Your instructions - Look through the lines below and extract any with the word "nicht".

Stored records -
◆ ◆ ◆ ◆
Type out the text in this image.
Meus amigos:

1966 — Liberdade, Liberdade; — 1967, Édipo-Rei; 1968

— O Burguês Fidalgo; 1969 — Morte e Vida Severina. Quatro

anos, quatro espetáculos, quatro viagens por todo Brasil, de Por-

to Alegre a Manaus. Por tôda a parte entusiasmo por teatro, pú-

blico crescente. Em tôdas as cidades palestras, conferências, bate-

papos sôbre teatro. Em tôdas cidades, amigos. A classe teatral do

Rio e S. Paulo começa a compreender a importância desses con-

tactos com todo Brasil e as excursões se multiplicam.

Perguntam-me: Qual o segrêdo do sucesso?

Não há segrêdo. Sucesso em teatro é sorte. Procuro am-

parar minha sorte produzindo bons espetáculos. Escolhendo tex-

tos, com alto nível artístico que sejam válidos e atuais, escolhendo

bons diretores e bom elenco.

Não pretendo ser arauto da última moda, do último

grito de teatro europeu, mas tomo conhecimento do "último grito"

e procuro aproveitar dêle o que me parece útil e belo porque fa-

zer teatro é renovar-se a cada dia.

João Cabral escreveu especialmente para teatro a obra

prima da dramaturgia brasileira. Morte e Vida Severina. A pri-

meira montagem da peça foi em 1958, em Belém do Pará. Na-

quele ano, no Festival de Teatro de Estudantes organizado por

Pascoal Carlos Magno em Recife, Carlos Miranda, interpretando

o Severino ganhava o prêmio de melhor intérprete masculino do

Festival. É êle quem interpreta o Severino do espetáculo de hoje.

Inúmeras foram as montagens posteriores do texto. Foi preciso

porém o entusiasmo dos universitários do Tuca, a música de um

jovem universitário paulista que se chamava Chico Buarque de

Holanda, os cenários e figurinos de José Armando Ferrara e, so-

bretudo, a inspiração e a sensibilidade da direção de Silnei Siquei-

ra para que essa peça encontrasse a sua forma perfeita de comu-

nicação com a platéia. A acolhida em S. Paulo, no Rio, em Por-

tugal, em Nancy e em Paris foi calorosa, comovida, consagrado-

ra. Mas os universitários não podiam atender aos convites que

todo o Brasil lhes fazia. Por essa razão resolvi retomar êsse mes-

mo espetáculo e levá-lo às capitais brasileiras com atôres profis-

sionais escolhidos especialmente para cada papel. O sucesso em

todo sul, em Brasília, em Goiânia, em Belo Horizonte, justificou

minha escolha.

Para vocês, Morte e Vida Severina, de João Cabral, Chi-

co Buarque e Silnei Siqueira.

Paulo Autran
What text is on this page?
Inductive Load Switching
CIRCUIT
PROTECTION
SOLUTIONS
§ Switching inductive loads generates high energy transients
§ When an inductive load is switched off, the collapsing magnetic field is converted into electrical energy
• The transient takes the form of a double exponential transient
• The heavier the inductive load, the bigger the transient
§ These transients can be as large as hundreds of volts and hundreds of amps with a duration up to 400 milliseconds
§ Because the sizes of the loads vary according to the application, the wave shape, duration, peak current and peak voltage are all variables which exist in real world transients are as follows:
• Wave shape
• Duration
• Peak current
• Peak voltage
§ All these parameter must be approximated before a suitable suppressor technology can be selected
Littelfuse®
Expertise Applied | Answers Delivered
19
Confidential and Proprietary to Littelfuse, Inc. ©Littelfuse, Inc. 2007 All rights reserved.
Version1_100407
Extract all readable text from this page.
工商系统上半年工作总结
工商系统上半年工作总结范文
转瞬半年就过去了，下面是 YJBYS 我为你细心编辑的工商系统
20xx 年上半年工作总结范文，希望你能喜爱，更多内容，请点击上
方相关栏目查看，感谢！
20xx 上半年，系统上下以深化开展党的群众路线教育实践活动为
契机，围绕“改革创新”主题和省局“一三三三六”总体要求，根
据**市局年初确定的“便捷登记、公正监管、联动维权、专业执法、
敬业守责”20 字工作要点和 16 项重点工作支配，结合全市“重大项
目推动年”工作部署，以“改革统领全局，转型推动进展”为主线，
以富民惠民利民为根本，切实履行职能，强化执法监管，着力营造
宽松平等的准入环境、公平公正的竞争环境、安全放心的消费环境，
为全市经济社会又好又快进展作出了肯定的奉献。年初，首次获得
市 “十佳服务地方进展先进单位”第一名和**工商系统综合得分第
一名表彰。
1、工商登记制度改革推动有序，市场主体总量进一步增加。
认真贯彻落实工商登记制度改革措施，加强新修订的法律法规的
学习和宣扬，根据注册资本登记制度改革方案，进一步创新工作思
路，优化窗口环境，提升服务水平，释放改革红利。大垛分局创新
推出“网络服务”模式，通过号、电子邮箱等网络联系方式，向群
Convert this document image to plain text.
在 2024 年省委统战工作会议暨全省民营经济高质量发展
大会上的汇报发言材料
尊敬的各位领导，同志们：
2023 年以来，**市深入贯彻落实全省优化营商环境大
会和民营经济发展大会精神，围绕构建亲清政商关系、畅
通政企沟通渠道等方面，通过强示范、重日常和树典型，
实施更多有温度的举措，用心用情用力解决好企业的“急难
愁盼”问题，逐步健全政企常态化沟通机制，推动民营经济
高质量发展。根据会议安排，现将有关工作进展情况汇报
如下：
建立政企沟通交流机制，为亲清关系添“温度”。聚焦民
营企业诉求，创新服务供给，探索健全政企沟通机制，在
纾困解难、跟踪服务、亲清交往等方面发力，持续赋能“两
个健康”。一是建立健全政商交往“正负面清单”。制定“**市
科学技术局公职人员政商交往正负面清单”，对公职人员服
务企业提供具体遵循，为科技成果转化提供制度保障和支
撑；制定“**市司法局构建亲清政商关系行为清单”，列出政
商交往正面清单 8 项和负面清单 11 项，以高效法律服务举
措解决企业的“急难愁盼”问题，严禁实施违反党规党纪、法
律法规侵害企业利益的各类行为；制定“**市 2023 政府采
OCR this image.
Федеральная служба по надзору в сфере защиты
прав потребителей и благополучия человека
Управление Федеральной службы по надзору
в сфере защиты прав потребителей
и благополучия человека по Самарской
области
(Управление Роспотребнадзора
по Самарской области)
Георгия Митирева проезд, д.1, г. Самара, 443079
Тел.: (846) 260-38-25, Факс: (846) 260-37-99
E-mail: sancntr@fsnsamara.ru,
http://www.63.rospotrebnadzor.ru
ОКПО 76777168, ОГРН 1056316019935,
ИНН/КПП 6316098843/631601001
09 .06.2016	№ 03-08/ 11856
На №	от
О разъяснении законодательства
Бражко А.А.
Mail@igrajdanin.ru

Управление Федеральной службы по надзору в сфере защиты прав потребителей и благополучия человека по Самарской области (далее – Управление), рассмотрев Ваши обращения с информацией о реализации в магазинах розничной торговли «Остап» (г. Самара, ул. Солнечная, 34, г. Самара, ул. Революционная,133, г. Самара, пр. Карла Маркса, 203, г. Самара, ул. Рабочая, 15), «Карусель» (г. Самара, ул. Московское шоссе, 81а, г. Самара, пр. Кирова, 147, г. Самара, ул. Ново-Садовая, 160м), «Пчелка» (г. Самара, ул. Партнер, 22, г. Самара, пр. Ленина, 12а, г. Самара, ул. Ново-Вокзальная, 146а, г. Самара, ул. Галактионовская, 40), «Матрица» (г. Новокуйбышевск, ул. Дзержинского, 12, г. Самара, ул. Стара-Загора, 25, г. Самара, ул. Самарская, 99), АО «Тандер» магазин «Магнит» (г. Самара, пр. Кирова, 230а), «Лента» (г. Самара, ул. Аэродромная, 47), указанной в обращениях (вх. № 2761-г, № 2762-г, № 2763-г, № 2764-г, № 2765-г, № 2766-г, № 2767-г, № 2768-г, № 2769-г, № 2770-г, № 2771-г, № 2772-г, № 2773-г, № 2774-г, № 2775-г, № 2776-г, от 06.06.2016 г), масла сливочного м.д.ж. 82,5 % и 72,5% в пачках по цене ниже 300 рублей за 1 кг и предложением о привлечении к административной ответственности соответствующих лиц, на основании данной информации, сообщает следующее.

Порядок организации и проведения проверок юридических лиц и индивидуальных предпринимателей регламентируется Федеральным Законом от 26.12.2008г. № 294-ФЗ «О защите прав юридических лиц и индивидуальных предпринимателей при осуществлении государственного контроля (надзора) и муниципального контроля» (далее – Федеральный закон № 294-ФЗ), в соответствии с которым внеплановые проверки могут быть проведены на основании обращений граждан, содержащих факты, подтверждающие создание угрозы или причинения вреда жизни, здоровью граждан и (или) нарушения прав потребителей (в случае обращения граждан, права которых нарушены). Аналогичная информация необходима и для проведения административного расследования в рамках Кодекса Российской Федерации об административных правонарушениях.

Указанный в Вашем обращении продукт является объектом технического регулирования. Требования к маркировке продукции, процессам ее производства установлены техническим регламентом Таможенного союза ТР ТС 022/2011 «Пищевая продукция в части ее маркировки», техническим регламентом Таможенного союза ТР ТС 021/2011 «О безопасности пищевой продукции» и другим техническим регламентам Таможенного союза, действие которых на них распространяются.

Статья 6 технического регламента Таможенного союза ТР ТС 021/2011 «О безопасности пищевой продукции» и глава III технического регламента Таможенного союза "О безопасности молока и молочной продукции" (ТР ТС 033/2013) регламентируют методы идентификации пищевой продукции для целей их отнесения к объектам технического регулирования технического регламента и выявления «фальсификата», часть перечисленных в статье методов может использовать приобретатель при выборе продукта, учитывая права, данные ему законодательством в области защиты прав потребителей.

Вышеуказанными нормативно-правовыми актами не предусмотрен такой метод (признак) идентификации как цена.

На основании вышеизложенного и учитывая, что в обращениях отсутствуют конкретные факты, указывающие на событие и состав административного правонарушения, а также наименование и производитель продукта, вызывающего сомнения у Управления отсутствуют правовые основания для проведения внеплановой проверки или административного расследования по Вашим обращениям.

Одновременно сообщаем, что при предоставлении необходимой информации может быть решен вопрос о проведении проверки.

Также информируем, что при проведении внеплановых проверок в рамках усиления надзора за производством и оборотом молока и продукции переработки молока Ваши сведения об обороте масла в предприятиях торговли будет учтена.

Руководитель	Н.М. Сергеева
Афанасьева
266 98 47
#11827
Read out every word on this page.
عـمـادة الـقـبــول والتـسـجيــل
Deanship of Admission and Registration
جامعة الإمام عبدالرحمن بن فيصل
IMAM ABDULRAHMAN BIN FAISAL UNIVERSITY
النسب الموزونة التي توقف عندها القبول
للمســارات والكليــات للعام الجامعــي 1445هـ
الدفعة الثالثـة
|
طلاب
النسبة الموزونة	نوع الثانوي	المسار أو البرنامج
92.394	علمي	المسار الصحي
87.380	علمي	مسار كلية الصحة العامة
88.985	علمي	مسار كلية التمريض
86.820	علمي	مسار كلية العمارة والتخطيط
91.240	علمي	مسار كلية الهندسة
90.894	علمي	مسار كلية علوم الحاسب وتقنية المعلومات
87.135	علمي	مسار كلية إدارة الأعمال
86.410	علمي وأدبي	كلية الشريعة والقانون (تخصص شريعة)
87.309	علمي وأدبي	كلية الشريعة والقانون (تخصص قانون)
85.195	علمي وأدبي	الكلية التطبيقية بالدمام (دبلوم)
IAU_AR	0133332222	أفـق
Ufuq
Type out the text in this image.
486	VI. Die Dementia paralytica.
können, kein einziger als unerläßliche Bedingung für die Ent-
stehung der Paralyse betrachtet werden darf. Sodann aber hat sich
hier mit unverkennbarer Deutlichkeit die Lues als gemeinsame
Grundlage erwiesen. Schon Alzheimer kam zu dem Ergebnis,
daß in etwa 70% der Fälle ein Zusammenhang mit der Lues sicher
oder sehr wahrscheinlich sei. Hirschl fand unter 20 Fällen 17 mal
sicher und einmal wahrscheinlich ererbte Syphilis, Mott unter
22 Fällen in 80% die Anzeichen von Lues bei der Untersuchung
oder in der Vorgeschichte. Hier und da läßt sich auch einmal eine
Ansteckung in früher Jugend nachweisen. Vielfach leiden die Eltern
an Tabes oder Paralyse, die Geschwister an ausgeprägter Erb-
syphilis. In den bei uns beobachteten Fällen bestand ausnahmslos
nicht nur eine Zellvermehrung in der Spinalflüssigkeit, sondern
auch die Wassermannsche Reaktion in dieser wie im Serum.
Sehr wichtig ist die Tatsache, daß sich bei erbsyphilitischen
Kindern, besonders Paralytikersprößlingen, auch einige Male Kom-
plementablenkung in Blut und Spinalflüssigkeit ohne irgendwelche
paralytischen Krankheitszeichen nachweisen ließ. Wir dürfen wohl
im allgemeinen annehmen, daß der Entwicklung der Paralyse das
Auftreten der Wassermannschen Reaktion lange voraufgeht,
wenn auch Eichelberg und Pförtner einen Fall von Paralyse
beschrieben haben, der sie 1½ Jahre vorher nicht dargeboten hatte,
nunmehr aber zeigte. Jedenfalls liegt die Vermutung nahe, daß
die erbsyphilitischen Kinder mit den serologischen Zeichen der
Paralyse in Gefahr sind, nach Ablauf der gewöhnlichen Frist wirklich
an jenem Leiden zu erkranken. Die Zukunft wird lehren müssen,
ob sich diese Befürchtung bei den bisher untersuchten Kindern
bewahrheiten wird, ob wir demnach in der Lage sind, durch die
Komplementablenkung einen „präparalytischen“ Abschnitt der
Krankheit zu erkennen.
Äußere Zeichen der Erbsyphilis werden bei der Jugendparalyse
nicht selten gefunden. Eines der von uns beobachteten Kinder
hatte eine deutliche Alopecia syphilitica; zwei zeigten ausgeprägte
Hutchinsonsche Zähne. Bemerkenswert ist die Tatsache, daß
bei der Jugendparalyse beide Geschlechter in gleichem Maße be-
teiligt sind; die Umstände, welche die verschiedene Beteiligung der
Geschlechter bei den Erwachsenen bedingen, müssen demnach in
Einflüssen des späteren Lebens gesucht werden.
◆ ◆ ◆ ◆
The result -
nicht nur eine Zellvermehrung in der Spinalflüssigkeit, sondern
beschrieben haben, der sie 1½ Jahre vorher nicht dargeboten hatte,
nicht selten gefunden. Eines der von uns beobachteten Kinder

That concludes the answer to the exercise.